TASK PROMPT: Output every line exactly as written. Leave out pictures.
>> start
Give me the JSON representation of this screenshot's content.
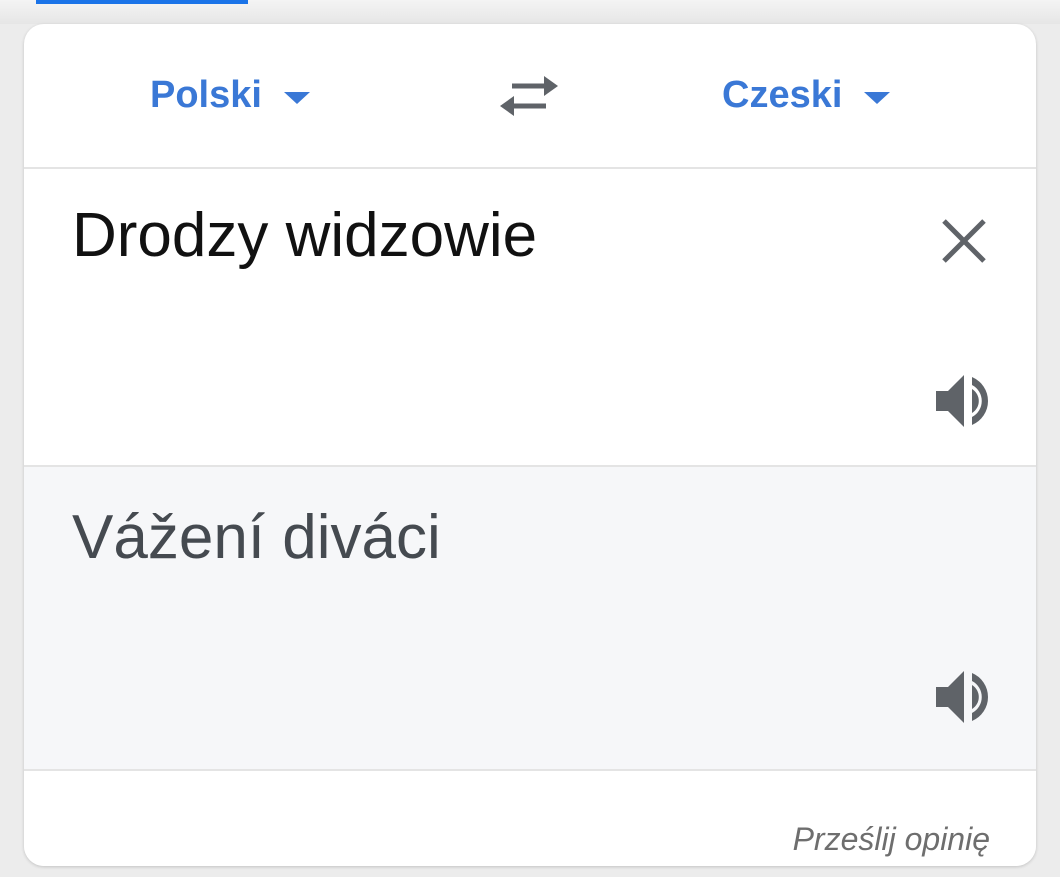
{
  "translator": {
    "source_language": "Polski",
    "target_language": "Czeski",
    "source_text": "Drodzy widzowie",
    "translated_text": "Vážení diváci",
    "feedback_link": "Prześlij opinię"
  },
  "icons": {
    "swap": "swap-languages-icon",
    "clear": "close-icon",
    "source_speaker": "speaker-icon",
    "target_speaker": "speaker-icon",
    "dropdown": "caret-down-icon"
  },
  "colors": {
    "accent": "#3a78d6",
    "output_background": "#f6f7f9",
    "icon_gray": "#5f6368"
  }
}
>> end
RESULT FOR THIS EXERCISE:
Give me the JSON representation of this screenshot's content.
{
  "translator": {
    "source_language": "Polski",
    "target_language": "Czeski",
    "source_text": "Drodzy widzowie",
    "translated_text": "Vážení diváci",
    "feedback_link": "Prześlij opinię"
  },
  "icons": {
    "swap": "swap-languages-icon",
    "clear": "close-icon",
    "source_speaker": "speaker-icon",
    "target_speaker": "speaker-icon",
    "dropdown": "caret-down-icon"
  },
  "colors": {
    "accent": "#3a78d6",
    "output_background": "#f6f7f9",
    "icon_gray": "#5f6368"
  }
}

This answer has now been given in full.